==== Data to use

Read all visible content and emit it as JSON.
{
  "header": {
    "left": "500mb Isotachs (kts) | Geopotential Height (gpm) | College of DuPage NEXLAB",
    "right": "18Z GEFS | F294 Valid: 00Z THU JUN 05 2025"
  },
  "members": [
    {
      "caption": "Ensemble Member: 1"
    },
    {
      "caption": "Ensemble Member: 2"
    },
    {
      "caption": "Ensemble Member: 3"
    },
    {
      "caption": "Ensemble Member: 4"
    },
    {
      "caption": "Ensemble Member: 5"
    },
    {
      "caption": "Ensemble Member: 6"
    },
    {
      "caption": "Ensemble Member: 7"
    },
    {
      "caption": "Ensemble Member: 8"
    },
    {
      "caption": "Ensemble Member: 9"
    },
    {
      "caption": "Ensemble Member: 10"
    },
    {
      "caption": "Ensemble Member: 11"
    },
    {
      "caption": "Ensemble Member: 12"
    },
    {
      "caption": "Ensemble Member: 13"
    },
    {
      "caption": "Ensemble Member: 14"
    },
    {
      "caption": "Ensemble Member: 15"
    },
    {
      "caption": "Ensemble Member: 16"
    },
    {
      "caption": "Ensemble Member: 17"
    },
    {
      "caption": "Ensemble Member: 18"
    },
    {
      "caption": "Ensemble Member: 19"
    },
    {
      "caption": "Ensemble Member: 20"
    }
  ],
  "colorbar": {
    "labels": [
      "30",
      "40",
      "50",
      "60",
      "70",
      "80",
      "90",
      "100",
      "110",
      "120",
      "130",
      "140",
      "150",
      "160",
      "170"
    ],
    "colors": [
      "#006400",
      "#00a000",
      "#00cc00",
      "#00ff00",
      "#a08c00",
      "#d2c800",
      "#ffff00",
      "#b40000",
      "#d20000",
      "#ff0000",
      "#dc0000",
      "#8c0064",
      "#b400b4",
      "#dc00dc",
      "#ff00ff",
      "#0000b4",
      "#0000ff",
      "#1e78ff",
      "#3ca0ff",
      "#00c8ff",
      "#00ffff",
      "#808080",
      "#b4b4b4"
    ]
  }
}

========

Exercise task: Output each entry precisely as given.

Result for this task:
Read all visible content and emit it as JSON.
{
  "header": {
    "left": "500mb Isotachs (kts) | Geopotential Height (gpm) | College of DuPage NEXLAB",
    "right": "18Z GEFS | F294 Valid: 00Z THU JUN 05 2025"
  },
  "members": [
    {
      "caption": "Ensemble Member: 1"
    },
    {
      "caption": "Ensemble Member: 2"
    },
    {
      "caption": "Ensemble Member: 3"
    },
    {
      "caption": "Ensemble Member: 4"
    },
    {
      "caption": "Ensemble Member: 5"
    },
    {
      "caption": "Ensemble Member: 6"
    },
    {
      "caption": "Ensemble Member: 7"
    },
    {
      "caption": "Ensemble Member: 8"
    },
    {
      "caption": "Ensemble Member: 9"
    },
    {
      "caption": "Ensemble Member: 10"
    },
    {
      "caption": "Ensemble Member: 11"
    },
    {
      "caption": "Ensemble Member: 12"
    },
    {
      "caption": "Ensemble Member: 13"
    },
    {
      "caption": "Ensemble Member: 14"
    },
    {
      "caption": "Ensemble Member: 15"
    },
    {
      "caption": "Ensemble Member: 16"
    },
    {
      "caption": "Ensemble Member: 17"
    },
    {
      "caption": "Ensemble Member: 18"
    },
    {
      "caption": "Ensemble Member: 19"
    },
    {
      "caption": "Ensemble Member: 20"
    }
  ],
  "colorbar": {
    "labels": [
      "30",
      "40",
      "50",
      "60",
      "70",
      "80",
      "90",
      "100",
      "110",
      "120",
      "130",
      "140",
      "150",
      "160",
      "170"
    ],
    "colors": [
      "#006400",
      "#00a000",
      "#00cc00",
      "#00ff00",
      "#a08c00",
      "#d2c800",
      "#ffff00",
      "#b40000",
      "#d20000",
      "#ff0000",
      "#dc0000",
      "#8c0064",
      "#b400b4",
      "#dc00dc",
      "#ff00ff",
      "#0000b4",
      "#0000ff",
      "#1e78ff",
      "#3ca0ff",
      "#00c8ff",
      "#00ffff",
      "#808080",
      "#b4b4b4"
    ]
  }
}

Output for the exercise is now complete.